◆ **Stored dataset items**

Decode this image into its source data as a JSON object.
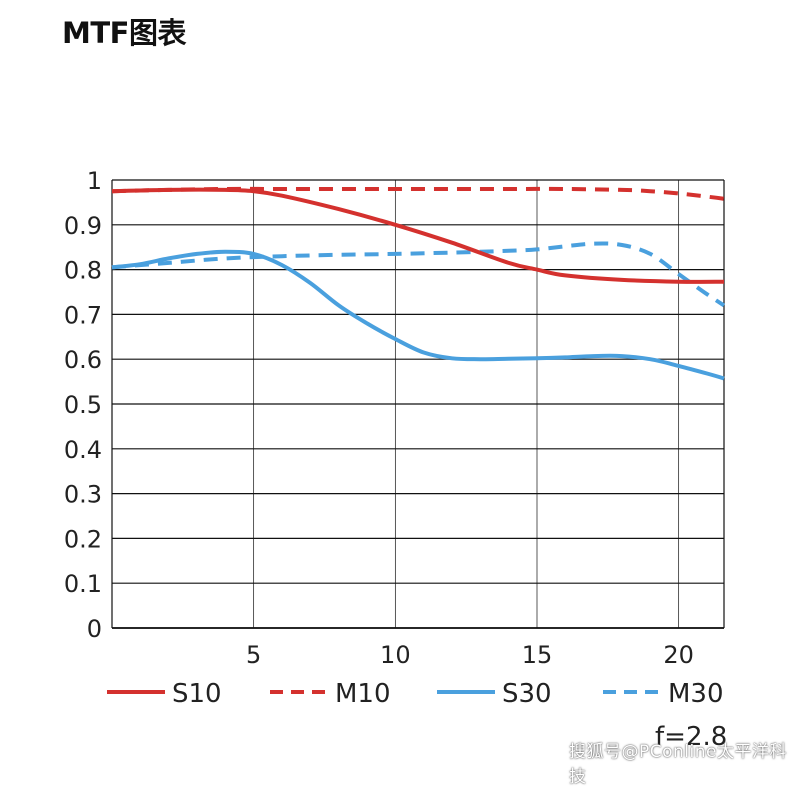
{
  "title": "MTF图表",
  "aperture_label": "f=2.8",
  "watermark": "搜狐号@PConline太平洋科技",
  "colors": {
    "red": "#d4312e",
    "blue": "#4aa0de",
    "grid": "#111111"
  },
  "chart_data": {
    "type": "line",
    "title": "MTF图表",
    "xlabel": "",
    "ylabel": "",
    "xlim": [
      0,
      21.6
    ],
    "ylim": [
      0,
      1
    ],
    "grid": true,
    "legend_position": "bottom",
    "x_ticks": [
      5,
      10,
      15,
      20
    ],
    "y_ticks": [
      0,
      0.1,
      0.2,
      0.3,
      0.4,
      0.5,
      0.6,
      0.7,
      0.8,
      0.9,
      1
    ],
    "y_tick_labels": [
      "0",
      "0.1",
      "0.2",
      "0.3",
      "0.4",
      "0.5",
      "0.6",
      "0.7",
      "0.8",
      "0.9",
      "1"
    ],
    "series": [
      {
        "name": "S10",
        "color": "#d4312e",
        "style": "solid",
        "x": [
          0,
          2,
          4,
          5,
          6,
          8,
          10,
          12,
          14,
          15,
          16,
          18,
          20,
          21.6
        ],
        "y": [
          0.975,
          0.978,
          0.978,
          0.975,
          0.965,
          0.935,
          0.9,
          0.86,
          0.815,
          0.8,
          0.787,
          0.777,
          0.773,
          0.773
        ]
      },
      {
        "name": "M10",
        "color": "#d4312e",
        "style": "dashed",
        "x": [
          0,
          2,
          4,
          6,
          8,
          10,
          12,
          14,
          16,
          18,
          19,
          20,
          21,
          21.6
        ],
        "y": [
          0.975,
          0.978,
          0.98,
          0.98,
          0.98,
          0.98,
          0.98,
          0.98,
          0.98,
          0.978,
          0.975,
          0.97,
          0.963,
          0.958
        ]
      },
      {
        "name": "S30",
        "color": "#4aa0de",
        "style": "solid",
        "x": [
          0,
          1,
          2,
          3,
          4,
          5,
          6,
          7,
          8,
          9,
          10,
          11,
          12,
          13,
          14,
          15,
          16,
          17,
          18,
          19,
          20,
          21,
          21.6
        ],
        "y": [
          0.805,
          0.812,
          0.825,
          0.835,
          0.84,
          0.835,
          0.81,
          0.77,
          0.72,
          0.68,
          0.645,
          0.615,
          0.602,
          0.6,
          0.601,
          0.602,
          0.604,
          0.607,
          0.607,
          0.6,
          0.585,
          0.568,
          0.557
        ]
      },
      {
        "name": "M30",
        "color": "#4aa0de",
        "style": "dashed",
        "x": [
          0,
          2,
          4,
          6,
          8,
          10,
          12,
          14,
          15,
          16,
          17,
          18,
          19,
          20,
          21,
          21.6
        ],
        "y": [
          0.805,
          0.815,
          0.825,
          0.83,
          0.833,
          0.835,
          0.838,
          0.842,
          0.845,
          0.852,
          0.858,
          0.855,
          0.835,
          0.79,
          0.745,
          0.72
        ]
      }
    ]
  }
}
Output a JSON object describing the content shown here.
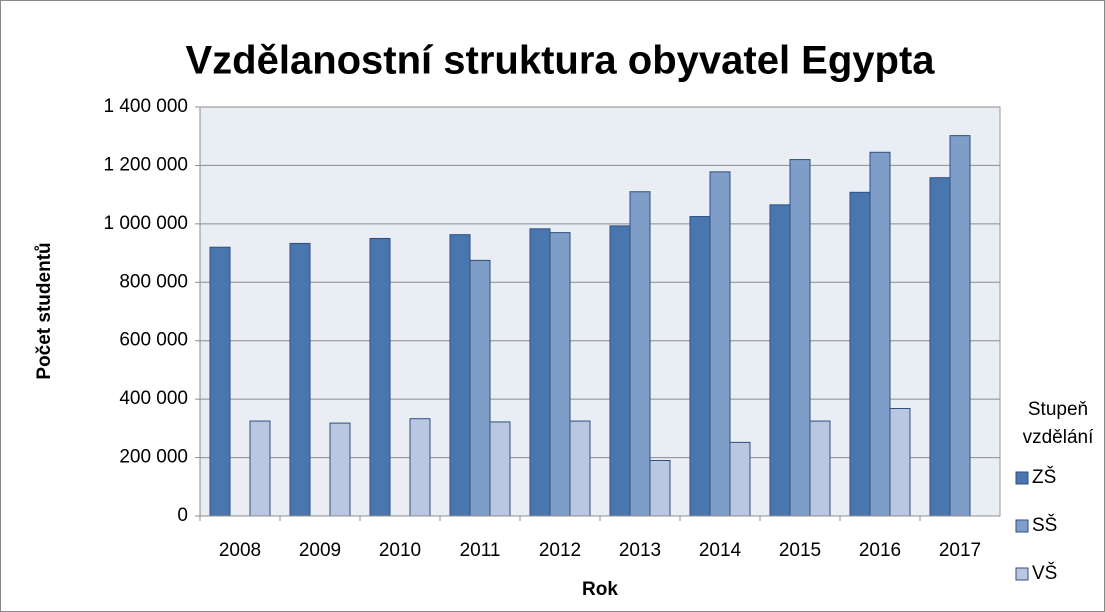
{
  "chart_data": {
    "type": "bar",
    "title": "Vzdělanostní struktura obyvatel Egypta",
    "x_label": "Rok",
    "y_label": "Počet studentů",
    "legend_title": "Stupeň vzdělání",
    "legend_position": "right",
    "categories": [
      "2008",
      "2009",
      "2010",
      "2011",
      "2012",
      "2013",
      "2014",
      "2015",
      "2016",
      "2017"
    ],
    "series": [
      {
        "name": "ZŠ",
        "color": "#4a76b0",
        "values": [
          920000,
          933000,
          950000,
          963000,
          983000,
          993000,
          1025000,
          1065000,
          1108000,
          1158000
        ]
      },
      {
        "name": "SŠ",
        "color": "#7f9dc9",
        "values": [
          null,
          null,
          null,
          875000,
          970000,
          1110000,
          1178000,
          1220000,
          1245000,
          1302000
        ]
      },
      {
        "name": "VŠ",
        "color": "#b9c8e0",
        "values": [
          325000,
          318000,
          333000,
          322000,
          325000,
          190000,
          252000,
          325000,
          368000,
          null
        ]
      }
    ],
    "ylim": [
      0,
      1400000
    ],
    "yticks": [
      0,
      {
        "value": 200000,
        "label": "200 000"
      },
      {
        "value": 400000,
        "label": "400 000"
      },
      {
        "value": 600000,
        "label": "600 000"
      },
      {
        "value": 800000,
        "label": "800 000"
      },
      {
        "value": 1000000,
        "label": "1 000 000"
      },
      {
        "value": 1200000,
        "label": "1 200 000"
      },
      {
        "value": 1400000,
        "label": "1 400 000"
      }
    ],
    "grid": true
  }
}
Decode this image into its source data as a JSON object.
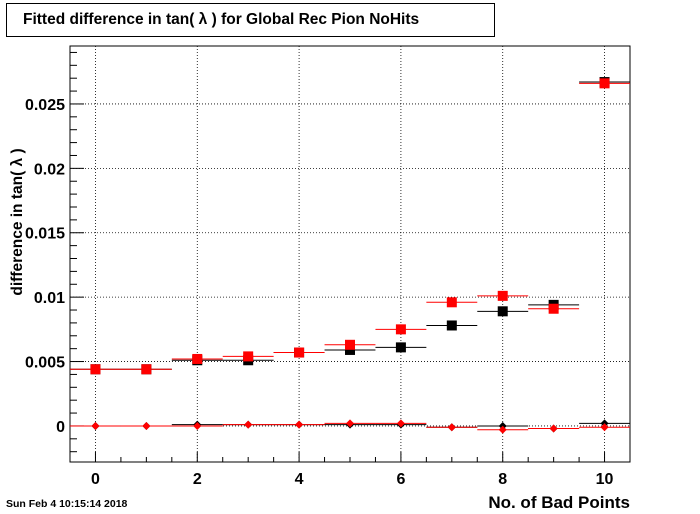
{
  "title": "Fitted difference in tan( λ ) for Global Rec Pion NoHits",
  "timestamp": "Sun Feb  4 10:15:14 2018",
  "colors": {
    "black_series": "#000000",
    "red_series": "#ff0000",
    "grid": "#000000"
  },
  "chart_data": {
    "type": "scatter",
    "title": "Fitted difference in tan( λ ) for Global Rec Pion NoHits",
    "xlabel": "No. of Bad Points",
    "ylabel": "difference in tan( λ )",
    "xlim": [
      -0.5,
      10.5
    ],
    "ylim": [
      -0.0028,
      0.0295
    ],
    "xticks": [
      0,
      2,
      4,
      6,
      8,
      10
    ],
    "yticks": [
      0,
      0.005,
      0.01,
      0.015,
      0.02,
      0.025
    ],
    "ytick_labels": [
      "0",
      "0.005",
      "0.01",
      "0.015",
      "0.02",
      "0.025"
    ],
    "grid": true,
    "x": [
      0,
      1,
      2,
      3,
      4,
      5,
      6,
      7,
      8,
      9,
      10
    ],
    "series": [
      {
        "marker": "square",
        "color": "#000000",
        "values": [
          0.0044,
          0.0044,
          0.0051,
          0.0051,
          0.0057,
          0.0059,
          0.0061,
          0.0078,
          0.0089,
          0.0094,
          0.0267
        ]
      },
      {
        "marker": "square",
        "color": "#ff0000",
        "values": [
          0.0044,
          0.0044,
          0.0052,
          0.0054,
          0.0057,
          0.0063,
          0.0075,
          0.0096,
          0.0101,
          0.0091,
          0.0266
        ]
      },
      {
        "marker": "diamond",
        "color": "#000000",
        "values": [
          0.0,
          0.0,
          0.0001,
          0.0001,
          0.0001,
          0.0001,
          0.0001,
          -0.0001,
          0.0,
          -0.0002,
          0.0002
        ]
      },
      {
        "marker": "diamond",
        "color": "#ff0000",
        "values": [
          0.0,
          0.0,
          0.0,
          0.0001,
          0.0001,
          0.0002,
          0.0002,
          -0.0001,
          -0.0003,
          -0.0002,
          -0.0001
        ]
      }
    ]
  }
}
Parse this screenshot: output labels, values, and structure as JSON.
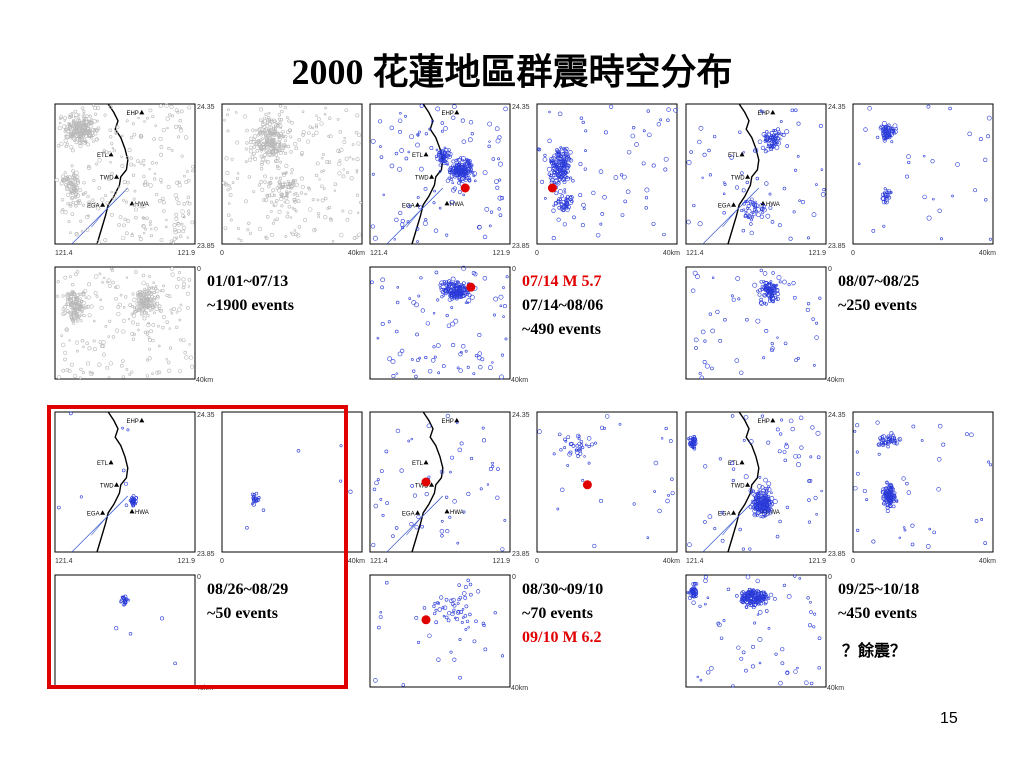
{
  "title": "2000 花蓮地區群震時空分布",
  "page_number": "15",
  "map_labels": {
    "lat_top": "24.35",
    "lat_bottom": "23.85",
    "lon_left": "121.4",
    "lon_right": "121.9",
    "zero": "0",
    "forty_km": "40km",
    "stations": [
      "EHP",
      "ETL",
      "TWD",
      "EGA",
      "HWA"
    ]
  },
  "colors": {
    "gray": "#b8b8b8",
    "blue": "#2a3ad8",
    "red": "#e00000"
  },
  "periods": [
    {
      "id": "p1",
      "range": "01/01~07/13",
      "events": "~1900 events"
    },
    {
      "id": "p2",
      "mainshock": "07/14 M 5.7",
      "range": "07/14~08/06",
      "events": "~490 events"
    },
    {
      "id": "p3",
      "range": "08/07~08/25",
      "events": "~250 events"
    },
    {
      "id": "p4",
      "range": "08/26~08/29",
      "events": "~50 events"
    },
    {
      "id": "p5",
      "range": "08/30~09/10",
      "events": "~70 events",
      "mainshock": "09/10 M 6.2"
    },
    {
      "id": "p6",
      "range": "09/25~10/18",
      "events": "~450 events",
      "note": "？餘震？"
    }
  ]
}
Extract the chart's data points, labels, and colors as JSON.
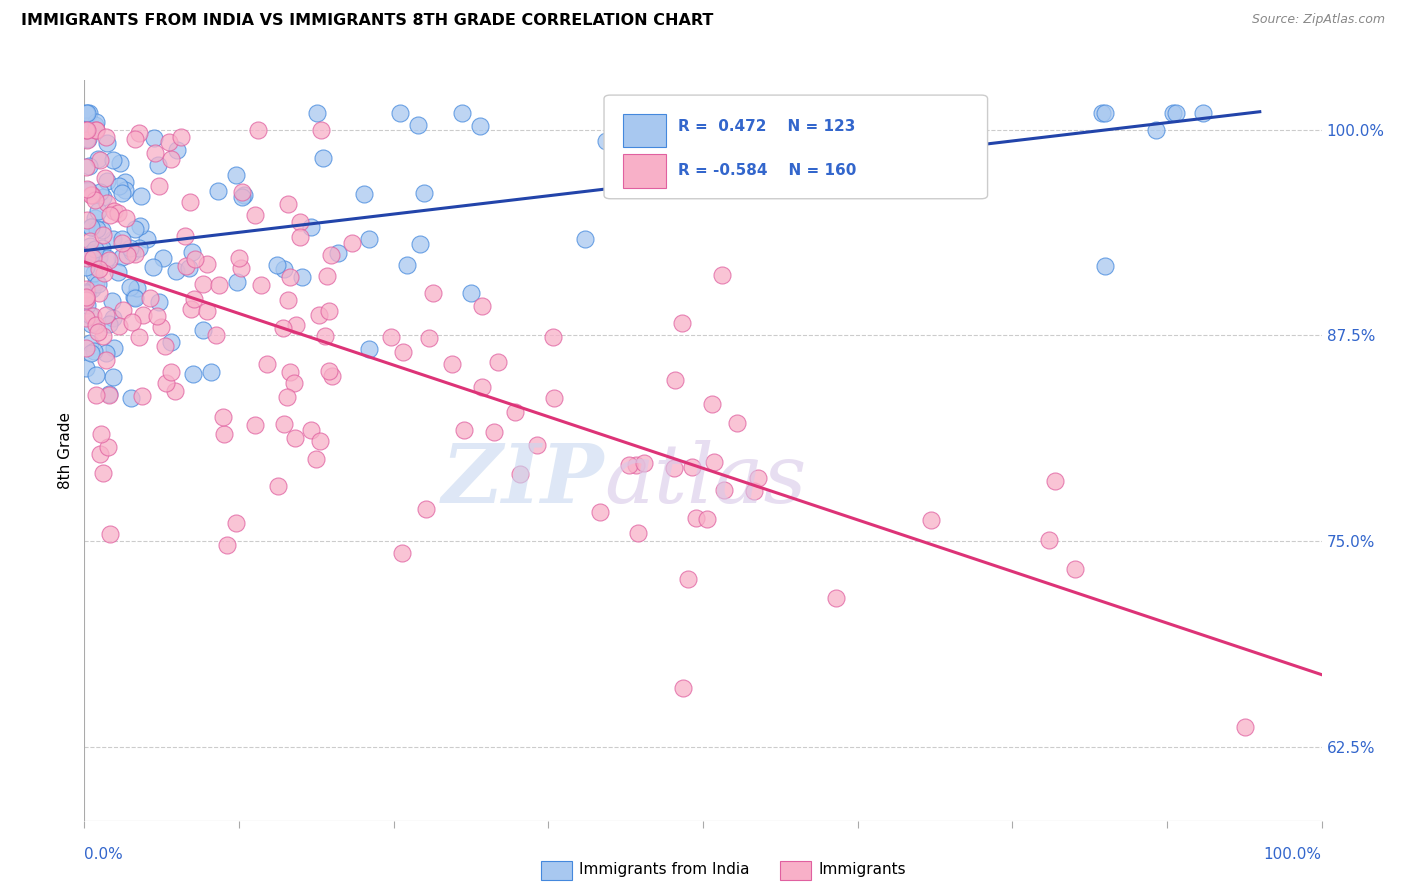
{
  "title": "IMMIGRANTS FROM INDIA VS IMMIGRANTS 8TH GRADE CORRELATION CHART",
  "source": "Source: ZipAtlas.com",
  "ylabel": "8th Grade",
  "ytick_labels": [
    "100.0%",
    "87.5%",
    "75.0%",
    "62.5%"
  ],
  "ytick_values": [
    1.0,
    0.875,
    0.75,
    0.625
  ],
  "xlim": [
    0.0,
    1.0
  ],
  "ylim": [
    0.58,
    1.03
  ],
  "legend_R_blue": "R =  0.472",
  "legend_N_blue": "N = 123",
  "legend_R_pink": "R = -0.584",
  "legend_N_pink": "N = 160",
  "blue_face_color": "#a8c8f0",
  "blue_edge_color": "#4488dd",
  "pink_face_color": "#f8b0c8",
  "pink_edge_color": "#e060a0",
  "blue_line_color": "#2244aa",
  "pink_line_color": "#dd3377",
  "watermark_zip_color": "#c8d8f0",
  "watermark_atlas_color": "#d8c8e8",
  "grid_color": "#cccccc",
  "tick_color": "#3366cc",
  "background_color": "#ffffff"
}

◆ **YOUR GOAL**
Across the preceding material, how many lines contain the word "difference"? State the number alone.

◆ **OUTPUT FOR THIS EXERCISE**
3